____ Excerpted text

Tara WilkinsRev. Tara Wilkins serves as the executive director of Community of Welcoming Congregations (CWC). She has expanded the organization to be interfaith and inclusive of congregations throughout Oregon and southwest Washington.

Through her work with CWC and in the community Rev. Wilkins has tirelessly fought for LGBTQ rights on state, local and religious fronts. She has been instrumental in engaging communities across the theological spectrum on LGBTQ issues, working for inclusion and equality for LGBTQ people.

Rev. Wilkins has been an active member of Ainsworth United Church of Christ assisting in Christian education, pastoral presence, preaching and leadership and with the United Church of Christ Camp Ministries program and the youth it serves.

 

Rev. David Weekley

David WeekleyOn Sunday, August 30, 2009, David Weekley,  came out to his congregation at Epworth United Methodist Church as a transgender man. It was a secret he had kept for 27 years.

David is twice-married, and he and his wife, Deborah, have a blended family numbering five grown children. But David began life as a girl, and spent his first 20 years confused and hurting. He began preparing for transition the age of 21, and completed the process in 1975. Thereafter, he went to graduate school, eventually felt called to the ministry, and in 1984, he was ordained an elder in the United Methodist Church.

While at Epworth, a predominately Japanese-American church in S.E. Portland, David saw members of his congregation dealing with the experience of internment during World War II. Seeing the healing that happened when people were finally able to talk about the past, he began wondering if it was time to share his own story.

David was supported at Epworth. However, his standing within his denomination may be in question: although the United Methodist Church does not currently bar transsexual people from the ministry, conservatives at the national level would like to change that. 

Since coming out, David has published a book, In from the Wilderness, Sherman: She-r-man, and is discovering a broader ministry among sexual minorities who feel left out of the community of faith. David and Deborah continue to work for justice and full inclusion within the United Methodist Church, and they wait to see what the future holds.

________
____ Information

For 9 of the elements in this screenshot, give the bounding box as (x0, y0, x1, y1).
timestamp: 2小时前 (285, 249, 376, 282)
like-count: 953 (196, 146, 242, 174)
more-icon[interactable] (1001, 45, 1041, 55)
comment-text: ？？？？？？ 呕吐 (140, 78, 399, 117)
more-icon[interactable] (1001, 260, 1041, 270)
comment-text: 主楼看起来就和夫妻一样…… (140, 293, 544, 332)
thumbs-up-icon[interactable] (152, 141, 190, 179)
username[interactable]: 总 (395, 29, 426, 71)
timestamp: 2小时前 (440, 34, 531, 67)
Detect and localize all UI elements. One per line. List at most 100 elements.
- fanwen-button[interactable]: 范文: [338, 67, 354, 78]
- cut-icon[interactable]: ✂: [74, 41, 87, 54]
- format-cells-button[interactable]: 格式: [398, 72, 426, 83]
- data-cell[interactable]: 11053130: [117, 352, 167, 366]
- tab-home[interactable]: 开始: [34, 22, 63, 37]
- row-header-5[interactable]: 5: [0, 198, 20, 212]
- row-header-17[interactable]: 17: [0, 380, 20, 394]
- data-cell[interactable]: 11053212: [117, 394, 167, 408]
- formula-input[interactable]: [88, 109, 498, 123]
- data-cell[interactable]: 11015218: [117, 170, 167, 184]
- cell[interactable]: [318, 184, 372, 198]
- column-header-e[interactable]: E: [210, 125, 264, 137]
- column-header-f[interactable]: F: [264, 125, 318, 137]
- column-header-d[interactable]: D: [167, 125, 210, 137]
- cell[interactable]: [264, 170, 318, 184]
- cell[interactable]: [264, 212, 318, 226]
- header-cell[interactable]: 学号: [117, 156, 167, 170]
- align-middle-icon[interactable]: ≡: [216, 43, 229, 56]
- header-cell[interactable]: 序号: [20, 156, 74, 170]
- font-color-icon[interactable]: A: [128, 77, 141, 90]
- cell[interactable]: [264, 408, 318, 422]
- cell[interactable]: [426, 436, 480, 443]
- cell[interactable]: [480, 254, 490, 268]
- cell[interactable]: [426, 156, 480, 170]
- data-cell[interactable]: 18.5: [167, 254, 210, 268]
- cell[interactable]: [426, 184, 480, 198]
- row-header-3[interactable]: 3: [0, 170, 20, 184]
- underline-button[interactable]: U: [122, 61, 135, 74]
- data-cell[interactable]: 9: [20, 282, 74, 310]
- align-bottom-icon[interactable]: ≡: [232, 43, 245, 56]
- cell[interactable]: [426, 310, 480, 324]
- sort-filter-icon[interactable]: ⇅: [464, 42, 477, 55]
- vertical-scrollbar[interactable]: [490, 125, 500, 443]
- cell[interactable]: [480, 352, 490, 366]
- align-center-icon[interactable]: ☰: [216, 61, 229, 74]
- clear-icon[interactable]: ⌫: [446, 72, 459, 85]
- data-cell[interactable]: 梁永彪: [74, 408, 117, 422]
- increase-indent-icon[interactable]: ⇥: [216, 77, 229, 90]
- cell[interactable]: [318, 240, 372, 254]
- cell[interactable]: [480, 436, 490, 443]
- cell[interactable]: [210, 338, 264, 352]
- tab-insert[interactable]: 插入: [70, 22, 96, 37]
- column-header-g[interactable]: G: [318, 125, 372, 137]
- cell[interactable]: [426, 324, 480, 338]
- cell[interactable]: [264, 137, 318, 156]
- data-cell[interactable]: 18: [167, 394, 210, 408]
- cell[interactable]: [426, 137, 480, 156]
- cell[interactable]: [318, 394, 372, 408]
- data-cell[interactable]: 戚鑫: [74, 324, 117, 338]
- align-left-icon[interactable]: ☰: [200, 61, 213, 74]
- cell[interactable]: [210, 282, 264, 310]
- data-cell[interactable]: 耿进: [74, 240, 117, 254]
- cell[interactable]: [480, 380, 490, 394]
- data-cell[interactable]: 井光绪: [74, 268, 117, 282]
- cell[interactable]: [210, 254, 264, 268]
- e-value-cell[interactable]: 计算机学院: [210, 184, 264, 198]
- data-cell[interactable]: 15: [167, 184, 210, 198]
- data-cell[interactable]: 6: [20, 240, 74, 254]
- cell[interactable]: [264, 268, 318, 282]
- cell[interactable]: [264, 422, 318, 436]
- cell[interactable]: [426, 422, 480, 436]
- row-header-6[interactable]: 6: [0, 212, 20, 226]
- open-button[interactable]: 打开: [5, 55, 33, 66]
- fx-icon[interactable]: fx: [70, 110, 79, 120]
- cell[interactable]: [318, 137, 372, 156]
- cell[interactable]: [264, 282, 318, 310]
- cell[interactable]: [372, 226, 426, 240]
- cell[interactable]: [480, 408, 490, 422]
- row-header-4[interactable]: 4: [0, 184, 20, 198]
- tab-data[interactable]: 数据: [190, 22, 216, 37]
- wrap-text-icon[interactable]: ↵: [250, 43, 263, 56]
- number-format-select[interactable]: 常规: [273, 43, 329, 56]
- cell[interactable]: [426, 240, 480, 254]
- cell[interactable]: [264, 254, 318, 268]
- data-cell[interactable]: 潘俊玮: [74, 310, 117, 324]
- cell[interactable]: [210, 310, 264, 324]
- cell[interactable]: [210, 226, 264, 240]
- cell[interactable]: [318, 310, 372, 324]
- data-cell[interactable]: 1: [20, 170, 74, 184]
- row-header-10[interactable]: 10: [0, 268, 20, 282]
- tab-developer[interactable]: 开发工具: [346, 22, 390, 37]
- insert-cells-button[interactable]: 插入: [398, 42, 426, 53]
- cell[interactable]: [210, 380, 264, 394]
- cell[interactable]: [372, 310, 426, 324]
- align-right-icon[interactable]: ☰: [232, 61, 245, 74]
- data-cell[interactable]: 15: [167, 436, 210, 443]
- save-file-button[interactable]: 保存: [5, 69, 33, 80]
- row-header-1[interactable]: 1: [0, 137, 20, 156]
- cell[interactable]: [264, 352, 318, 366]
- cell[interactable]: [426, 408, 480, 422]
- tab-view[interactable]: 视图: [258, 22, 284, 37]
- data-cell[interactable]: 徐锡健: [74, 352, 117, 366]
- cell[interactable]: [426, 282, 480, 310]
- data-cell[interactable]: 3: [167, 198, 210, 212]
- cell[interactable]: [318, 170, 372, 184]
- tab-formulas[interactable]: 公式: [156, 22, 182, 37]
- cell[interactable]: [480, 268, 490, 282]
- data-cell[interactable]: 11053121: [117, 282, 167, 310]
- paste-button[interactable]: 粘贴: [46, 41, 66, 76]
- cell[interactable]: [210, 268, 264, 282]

________

Problem description:
Carry on the profiles of Rev. Tara Wilkins and Rev. David Weekley from their last sentence onward. None of the items has any bearing on what comes next.

Result for this task:
In May, 2012, David was accepted into a Doctoral program at Boston University School of Theology, so he and Deborah will be leaving the Northwest for the time being.

 

Rev. Cecil Prescod

Cecil PrescodThe Rev. Cecil Charles Prescod, an ordained minister in the United Church of Christ and brother in the Order of Corpus Christi, an evangelical Catholic religious order, serves as Director of Christian Education and Youth Ministries at Ainsworth United Church of Christ in Portland.

Cecil has been active in social justice issues since his youth. He first became involved in the lgbt equality movement in 1992 when he helped organize People of Faith Against Bigotry, an interfaith organization that opposed the anti-queer ballot initiative, and began working with Love Makes A Family, Inc. Among the organizations that he has worked with are the Fellowship for Reconciliation, the American Friends Service Committee, Brother to Brother, the Urban League of Portland, and PFLAG-Portland Black Chapter.

In 2002, Cecil was a local co-chair for the NGLTF Creating Change Conference that was held in Portland and received the Russell Peyton Human Rights Award from the Metropolitan Human Rights Center. In 2005, Rev. Prescod was a delegate to the General Synod of the United Church of Christ that voted to become the first mainline Protestant denomination in the United States to support marriage equality. In 2011, Cecil joined hundreds of clergy and faith community leaders from across the country in Washington, DC to advocate and lobby for LGBT justice as part of the Human Rights Campaign Clergy Call for Justice and Equality.